start MATERIAL FOR THE TASK

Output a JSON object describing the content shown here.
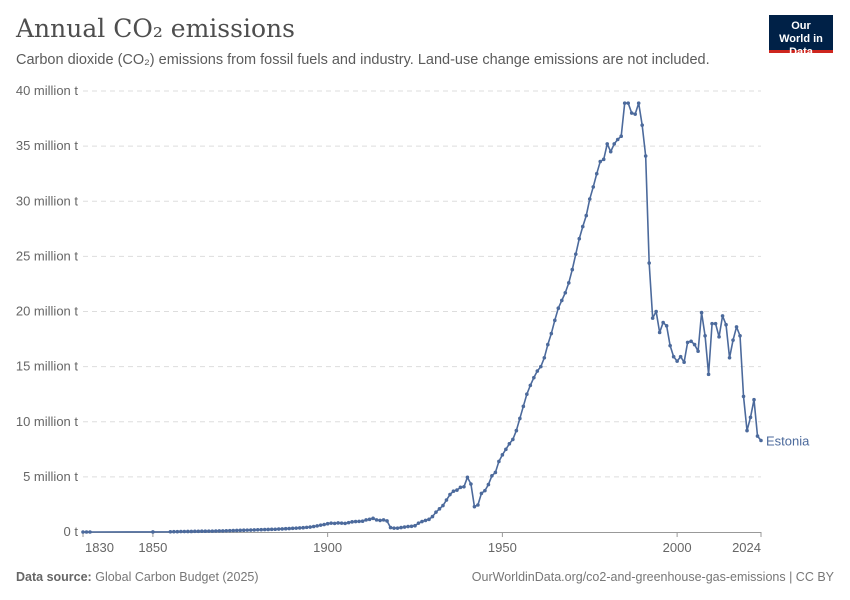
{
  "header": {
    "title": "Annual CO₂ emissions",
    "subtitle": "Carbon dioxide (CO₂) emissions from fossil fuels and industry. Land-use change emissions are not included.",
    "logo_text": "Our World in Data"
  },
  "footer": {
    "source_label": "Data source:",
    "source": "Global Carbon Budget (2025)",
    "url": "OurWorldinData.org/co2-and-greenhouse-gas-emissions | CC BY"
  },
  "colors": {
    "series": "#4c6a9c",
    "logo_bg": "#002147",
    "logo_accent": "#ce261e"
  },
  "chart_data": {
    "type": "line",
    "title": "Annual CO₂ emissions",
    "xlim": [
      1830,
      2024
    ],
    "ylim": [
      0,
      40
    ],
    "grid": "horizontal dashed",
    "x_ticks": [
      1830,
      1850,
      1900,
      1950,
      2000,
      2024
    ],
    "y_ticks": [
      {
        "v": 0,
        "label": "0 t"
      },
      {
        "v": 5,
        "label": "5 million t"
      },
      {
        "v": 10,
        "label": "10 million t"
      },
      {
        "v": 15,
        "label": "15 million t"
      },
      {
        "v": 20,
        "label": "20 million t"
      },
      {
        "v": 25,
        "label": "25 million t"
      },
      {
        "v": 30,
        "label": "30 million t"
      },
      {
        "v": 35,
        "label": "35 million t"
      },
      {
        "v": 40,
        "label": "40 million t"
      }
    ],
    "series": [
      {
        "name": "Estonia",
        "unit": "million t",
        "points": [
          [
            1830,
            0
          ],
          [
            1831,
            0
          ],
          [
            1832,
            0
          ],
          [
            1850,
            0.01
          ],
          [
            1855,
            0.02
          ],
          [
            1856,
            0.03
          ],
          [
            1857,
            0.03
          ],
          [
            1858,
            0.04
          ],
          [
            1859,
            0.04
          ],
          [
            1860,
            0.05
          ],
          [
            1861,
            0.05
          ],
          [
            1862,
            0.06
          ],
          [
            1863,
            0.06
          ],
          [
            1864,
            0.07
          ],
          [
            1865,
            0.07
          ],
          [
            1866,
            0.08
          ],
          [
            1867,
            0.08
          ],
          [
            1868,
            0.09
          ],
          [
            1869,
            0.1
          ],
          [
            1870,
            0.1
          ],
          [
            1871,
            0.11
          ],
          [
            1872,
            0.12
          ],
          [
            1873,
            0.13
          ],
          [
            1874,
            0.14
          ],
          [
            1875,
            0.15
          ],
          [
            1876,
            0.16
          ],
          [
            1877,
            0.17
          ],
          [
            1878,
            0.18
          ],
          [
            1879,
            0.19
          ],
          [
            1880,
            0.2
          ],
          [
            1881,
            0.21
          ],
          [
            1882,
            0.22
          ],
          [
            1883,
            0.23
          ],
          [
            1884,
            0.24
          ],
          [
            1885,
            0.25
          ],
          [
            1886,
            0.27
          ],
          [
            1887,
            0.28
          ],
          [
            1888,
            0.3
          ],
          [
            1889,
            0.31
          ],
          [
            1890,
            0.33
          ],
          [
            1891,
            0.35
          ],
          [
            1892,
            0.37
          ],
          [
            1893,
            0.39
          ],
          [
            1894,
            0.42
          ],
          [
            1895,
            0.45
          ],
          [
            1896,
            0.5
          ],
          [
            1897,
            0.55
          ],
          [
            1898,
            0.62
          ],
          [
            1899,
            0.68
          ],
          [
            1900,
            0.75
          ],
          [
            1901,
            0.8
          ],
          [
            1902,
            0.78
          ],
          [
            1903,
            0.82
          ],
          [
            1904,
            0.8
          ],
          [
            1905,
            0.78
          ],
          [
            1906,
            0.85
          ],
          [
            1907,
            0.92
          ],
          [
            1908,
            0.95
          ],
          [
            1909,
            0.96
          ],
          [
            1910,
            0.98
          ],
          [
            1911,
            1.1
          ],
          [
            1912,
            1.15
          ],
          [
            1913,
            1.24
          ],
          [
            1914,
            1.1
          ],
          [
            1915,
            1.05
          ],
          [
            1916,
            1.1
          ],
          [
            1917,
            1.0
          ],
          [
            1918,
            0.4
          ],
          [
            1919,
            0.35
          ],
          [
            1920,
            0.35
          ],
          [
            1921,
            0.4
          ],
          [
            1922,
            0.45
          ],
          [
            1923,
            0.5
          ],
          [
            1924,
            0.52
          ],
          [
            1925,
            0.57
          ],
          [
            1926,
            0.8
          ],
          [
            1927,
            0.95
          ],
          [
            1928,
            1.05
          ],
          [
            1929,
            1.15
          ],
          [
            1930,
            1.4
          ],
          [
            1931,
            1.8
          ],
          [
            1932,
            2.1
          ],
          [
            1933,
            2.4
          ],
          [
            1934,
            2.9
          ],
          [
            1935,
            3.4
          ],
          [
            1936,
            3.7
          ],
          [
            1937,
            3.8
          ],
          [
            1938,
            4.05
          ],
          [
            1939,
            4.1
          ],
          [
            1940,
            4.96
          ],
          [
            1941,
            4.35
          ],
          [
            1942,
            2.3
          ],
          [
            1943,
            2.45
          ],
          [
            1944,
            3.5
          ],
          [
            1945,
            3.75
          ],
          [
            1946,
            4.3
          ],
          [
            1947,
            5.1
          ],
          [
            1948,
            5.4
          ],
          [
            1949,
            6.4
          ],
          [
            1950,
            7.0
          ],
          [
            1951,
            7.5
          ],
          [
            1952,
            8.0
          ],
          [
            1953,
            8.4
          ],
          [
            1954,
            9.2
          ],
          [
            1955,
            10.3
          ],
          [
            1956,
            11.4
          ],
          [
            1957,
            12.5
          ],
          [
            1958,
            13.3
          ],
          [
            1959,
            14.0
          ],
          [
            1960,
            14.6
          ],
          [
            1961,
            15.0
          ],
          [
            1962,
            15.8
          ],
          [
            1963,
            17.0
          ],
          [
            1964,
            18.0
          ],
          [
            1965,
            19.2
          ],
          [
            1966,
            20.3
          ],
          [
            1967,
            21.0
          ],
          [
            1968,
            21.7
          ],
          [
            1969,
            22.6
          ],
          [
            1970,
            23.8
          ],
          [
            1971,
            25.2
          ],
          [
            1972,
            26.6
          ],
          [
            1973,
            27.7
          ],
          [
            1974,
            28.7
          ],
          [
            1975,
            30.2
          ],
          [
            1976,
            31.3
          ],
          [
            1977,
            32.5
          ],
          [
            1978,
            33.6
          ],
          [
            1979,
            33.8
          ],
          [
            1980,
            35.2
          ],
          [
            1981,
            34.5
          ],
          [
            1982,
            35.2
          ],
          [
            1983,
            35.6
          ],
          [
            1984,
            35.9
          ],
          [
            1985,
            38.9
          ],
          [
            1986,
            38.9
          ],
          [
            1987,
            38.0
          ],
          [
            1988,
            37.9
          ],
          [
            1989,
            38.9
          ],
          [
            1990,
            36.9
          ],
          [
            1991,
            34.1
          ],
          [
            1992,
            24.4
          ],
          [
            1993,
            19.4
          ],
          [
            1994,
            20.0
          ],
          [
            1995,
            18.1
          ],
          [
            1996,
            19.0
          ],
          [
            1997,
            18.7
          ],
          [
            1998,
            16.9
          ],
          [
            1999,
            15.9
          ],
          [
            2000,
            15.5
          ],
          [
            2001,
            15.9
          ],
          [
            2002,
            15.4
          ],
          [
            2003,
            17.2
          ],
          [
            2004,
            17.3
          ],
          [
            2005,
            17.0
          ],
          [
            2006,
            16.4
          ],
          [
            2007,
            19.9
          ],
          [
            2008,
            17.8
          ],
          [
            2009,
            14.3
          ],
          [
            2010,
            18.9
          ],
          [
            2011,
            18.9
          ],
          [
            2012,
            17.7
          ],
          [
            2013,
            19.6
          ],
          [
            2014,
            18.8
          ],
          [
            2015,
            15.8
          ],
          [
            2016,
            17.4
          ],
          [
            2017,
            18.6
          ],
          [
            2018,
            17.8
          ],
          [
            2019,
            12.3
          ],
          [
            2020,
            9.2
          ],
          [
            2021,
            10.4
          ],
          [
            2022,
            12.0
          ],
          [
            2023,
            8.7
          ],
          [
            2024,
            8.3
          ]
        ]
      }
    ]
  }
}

end MATERIAL FOR THE TASK

Gather up every line from the listing above in which the word "source" occurs.

**ANSWER TO THE EXERCISE:**
    "source_label": "Data source:",
    "source": "Global Carbon Budget (2025)",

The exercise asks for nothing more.